◆ Stated problem
Output the entries word for word. Omit images.

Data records
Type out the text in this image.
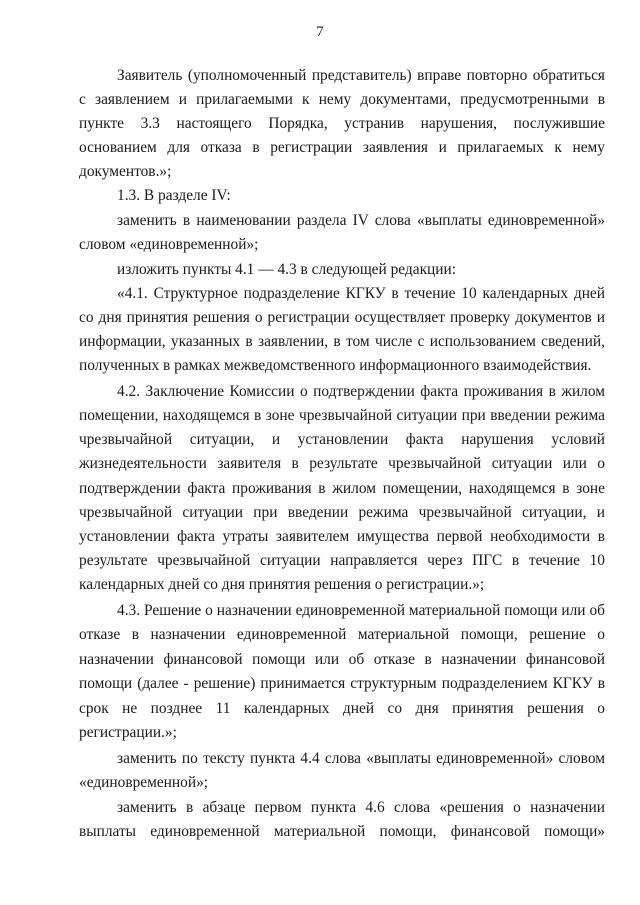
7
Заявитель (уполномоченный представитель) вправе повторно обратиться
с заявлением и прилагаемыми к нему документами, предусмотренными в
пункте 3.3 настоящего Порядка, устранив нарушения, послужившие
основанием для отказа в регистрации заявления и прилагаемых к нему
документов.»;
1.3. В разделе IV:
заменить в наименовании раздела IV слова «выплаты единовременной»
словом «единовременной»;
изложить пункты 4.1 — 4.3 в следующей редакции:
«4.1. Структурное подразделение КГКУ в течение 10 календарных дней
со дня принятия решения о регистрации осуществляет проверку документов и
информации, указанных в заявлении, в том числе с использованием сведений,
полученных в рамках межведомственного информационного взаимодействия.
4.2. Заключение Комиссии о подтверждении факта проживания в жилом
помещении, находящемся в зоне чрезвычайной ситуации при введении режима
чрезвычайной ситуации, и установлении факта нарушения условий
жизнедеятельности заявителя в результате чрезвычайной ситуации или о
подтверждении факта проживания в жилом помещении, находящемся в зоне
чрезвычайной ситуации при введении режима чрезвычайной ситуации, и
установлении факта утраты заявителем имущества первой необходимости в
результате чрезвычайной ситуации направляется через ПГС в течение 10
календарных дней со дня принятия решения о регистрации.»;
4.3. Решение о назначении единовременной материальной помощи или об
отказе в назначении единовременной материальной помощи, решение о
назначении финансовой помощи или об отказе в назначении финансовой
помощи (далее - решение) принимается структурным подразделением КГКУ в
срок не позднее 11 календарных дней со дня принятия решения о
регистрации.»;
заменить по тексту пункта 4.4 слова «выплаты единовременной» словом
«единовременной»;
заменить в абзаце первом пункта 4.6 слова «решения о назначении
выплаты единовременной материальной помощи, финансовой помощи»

◆ The output
Type out the text in this image.
7
Заявитель (уполномоченный представитель) вправе повторно обратиться
с заявлением и прилагаемыми к нему документами, предусмотренными в
пункте 3.3 настоящего Порядка, устранив нарушения, послужившие
основанием для отказа в регистрации заявления и прилагаемых к нему
документов.»;
1.3. В разделе IV:
заменить в наименовании раздела IV слова «выплаты единовременной»
словом «единовременной»;
изложить пункты 4.1 — 4.3 в следующей редакции:
«4.1. Структурное подразделение КГКУ в течение 10 календарных дней
со дня принятия решения о регистрации осуществляет проверку документов и
информации, указанных в заявлении, в том числе с использованием сведений,
полученных в рамках межведомственного информационного взаимодействия.
4.2. Заключение Комиссии о подтверждении факта проживания в жилом
помещении, находящемся в зоне чрезвычайной ситуации при введении режима
чрезвычайной ситуации, и установлении факта нарушения условий
жизнедеятельности заявителя в результате чрезвычайной ситуации или о
подтверждении факта проживания в жилом помещении, находящемся в зоне
чрезвычайной ситуации при введении режима чрезвычайной ситуации, и
установлении факта утраты заявителем имущества первой необходимости в
результате чрезвычайной ситуации направляется через ПГС в течение 10
календарных дней со дня принятия решения о регистрации.»;
4.3. Решение о назначении единовременной материальной помощи или об
отказе в назначении единовременной материальной помощи, решение о
назначении финансовой помощи или об отказе в назначении финансовой
помощи (далее - решение) принимается структурным подразделением КГКУ в
срок не позднее 11 календарных дней со дня принятия решения о
регистрации.»;
заменить по тексту пункта 4.4 слова «выплаты единовременной» словом
«единовременной»;
заменить в абзаце первом пункта 4.6 слова «решения о назначении
выплаты единовременной материальной помощи, финансовой помощи»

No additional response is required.